▶ THE DATA
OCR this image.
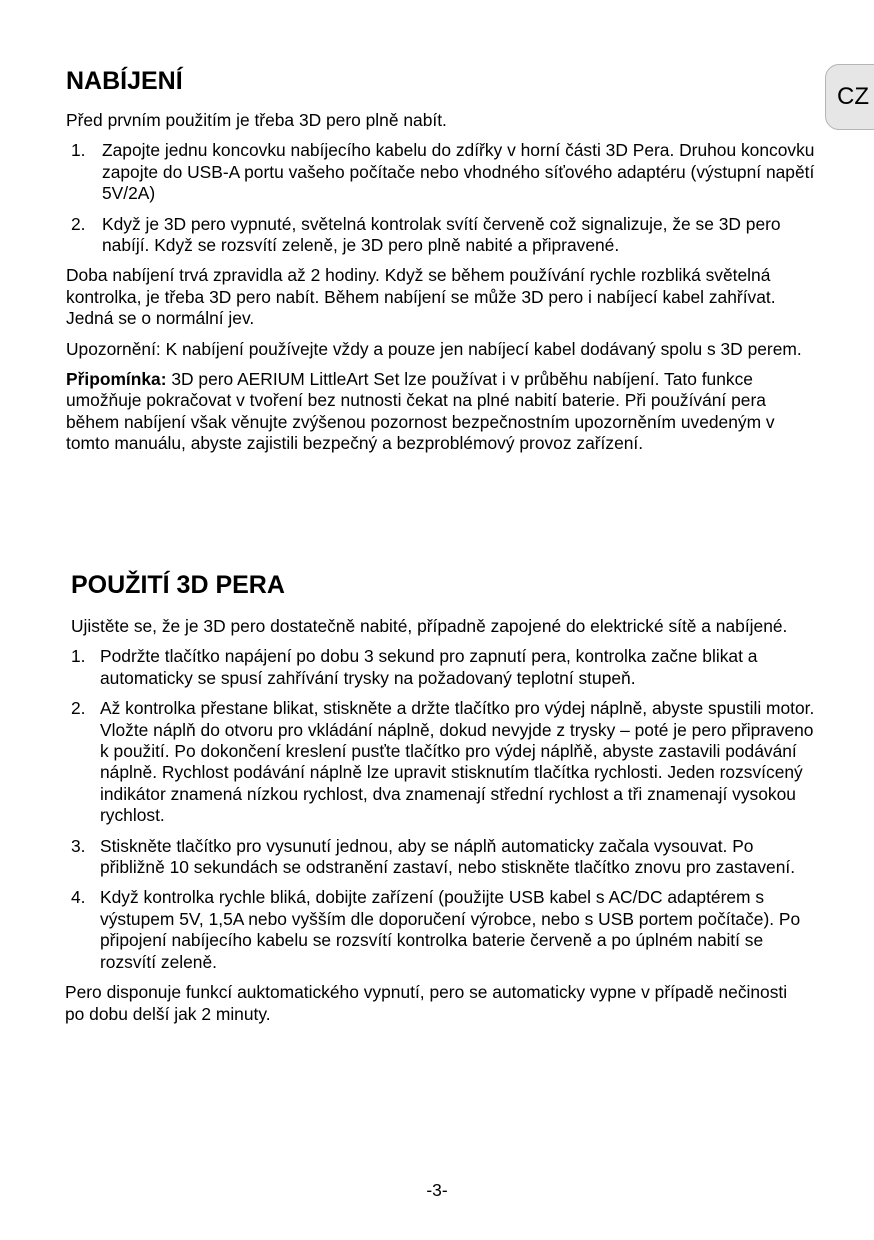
CZ
NABÍJENÍ

Před prvním použitím je třeba 3D pero plně nabít.

1. Zapojte jednu koncovku nabíjecího kabelu do zdířky v horní části 3D Pera. Druhou koncovku zapojte do USB-A portu vašeho počítače nebo vhodného síťového adaptéru (výstupní napětí 5V/2A)
2. Když je 3D pero vypnuté, světelná kontrolak svítí červeně což signalizuje, že se 3D pero nabíjí. Když se rozsvítí zeleně, je 3D pero plně nabité a připravené.

Doba nabíjení trvá zpravidla až 2 hodiny. Když se během používání rychle rozbliká světelná kontrolka, je třeba 3D pero nabít. Během nabíjení se může 3D pero i nabíjecí kabel zahřívat. Jedná se o normální jev.

Upozornění: K nabíjení používejte vždy a pouze jen nabíjecí kabel dodávaný spolu s 3D perem.

Připomínka: 3D pero AERIUM LittleArt Set lze používat i v průběhu nabíjení. Tato funkce umožňuje pokračovat v tvoření bez nutnosti čekat na plné nabití baterie. Při používání pera během nabíjení však věnujte zvýšenou pozornost bezpečnostním upozorněním uvedeným v tomto manuálu, abyste zajistili bezpečný a bezproblémový provoz zařízení.

POUŽITÍ 3D PERA

Ujistěte se, že je 3D pero dostatečně nabité, případně zapojené do elektrické sítě a nabíjené.

1. Podržte tlačítko napájení po dobu 3 sekund pro zapnutí pera, kontrolka začne blikat a automaticky se spusí zahřívání trysky na požadovaný teplotní stupeň.
2. Až kontrolka přestane blikat, stiskněte a držte tlačítko pro výdej náplně, abyste spustili motor. Vložte náplň do otvoru pro vkládání náplně, dokud nevyjde z trysky – poté je pero připraveno k použití. Po dokončení kreslení pusťte tlačítko pro výdej náplňě, abyste zastavili podávání náplně. Rychlost podávání náplně lze upravit stisknutím tlačítka rychlosti. Jeden rozsvícený indikátor znamená nízkou rychlost, dva znamenají střední rychlost a tři znamenají vysokou rychlost.
3. Stiskněte tlačítko pro vysunutí jednou, aby se náplň automaticky začala vysouvat. Po přibližně 10 sekundách se odstranění zastaví, nebo stiskněte tlačítko znovu pro zastavení.
4. Když kontrolka rychle bliká, dobijte zařízení (použijte USB kabel s AC/DC adaptérem s výstupem 5V, 1,5A nebo vyšším dle doporučení výrobce, nebo s USB portem počítače). Po připojení nabíjecího kabelu se rozsvítí kontrolka baterie červeně a po úplném nabití se rozsvítí zeleně.

Pero disponuje funkcí auktomatického vypnutí, pero se automaticky vypne v případě nečinosti po dobu delší jak 2 minuty.

-3-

▶ DIRECTIVE
Copy the records above exactly, leaving out every picture.

▶ SOLUTION TO THIS EXERCISE
OCR this image.
CZ
NABÍJENÍ

Před prvním použitím je třeba 3D pero plně nabít.

1. Zapojte jednu koncovku nabíjecího kabelu do zdířky v horní části 3D Pera. Druhou koncovku zapojte do USB-A portu vašeho počítače nebo vhodného síťového adaptéru (výstupní napětí 5V/2A)
2. Když je 3D pero vypnuté, světelná kontrolak svítí červeně což signalizuje, že se 3D pero nabíjí. Když se rozsvítí zeleně, je 3D pero plně nabité a připravené.

Doba nabíjení trvá zpravidla až 2 hodiny. Když se během používání rychle rozbliká světelná kontrolka, je třeba 3D pero nabít. Během nabíjení se může 3D pero i nabíjecí kabel zahřívat. Jedná se o normální jev.

Upozornění: K nabíjení používejte vždy a pouze jen nabíjecí kabel dodávaný spolu s 3D perem.

Připomínka: 3D pero AERIUM LittleArt Set lze používat i v průběhu nabíjení. Tato funkce umožňuje pokračovat v tvoření bez nutnosti čekat na plné nabití baterie. Při používání pera během nabíjení však věnujte zvýšenou pozornost bezpečnostním upozorněním uvedeným v tomto manuálu, abyste zajistili bezpečný a bezproblémový provoz zařízení.

POUŽITÍ 3D PERA

Ujistěte se, že je 3D pero dostatečně nabité, případně zapojené do elektrické sítě a nabíjené.

1. Podržte tlačítko napájení po dobu 3 sekund pro zapnutí pera, kontrolka začne blikat a automaticky se spusí zahřívání trysky na požadovaný teplotní stupeň.
2. Až kontrolka přestane blikat, stiskněte a držte tlačítko pro výdej náplně, abyste spustili motor. Vložte náplň do otvoru pro vkládání náplně, dokud nevyjde z trysky – poté je pero připraveno k použití. Po dokončení kreslení pusťte tlačítko pro výdej náplňě, abyste zastavili podávání náplně. Rychlost podávání náplně lze upravit stisknutím tlačítka rychlosti. Jeden rozsvícený indikátor znamená nízkou rychlost, dva znamenají střední rychlost a tři znamenají vysokou rychlost.
3. Stiskněte tlačítko pro vysunutí jednou, aby se náplň automaticky začala vysouvat. Po přibližně 10 sekundách se odstranění zastaví, nebo stiskněte tlačítko znovu pro zastavení.
4. Když kontrolka rychle bliká, dobijte zařízení (použijte USB kabel s AC/DC adaptérem s výstupem 5V, 1,5A nebo vyšším dle doporučení výrobce, nebo s USB portem počítače). Po připojení nabíjecího kabelu se rozsvítí kontrolka baterie červeně a po úplném nabití se rozsvítí zeleně.

Pero disponuje funkcí auktomatického vypnutí, pero se automaticky vypne v případě nečinosti po dobu delší jak 2 minuty.

-3-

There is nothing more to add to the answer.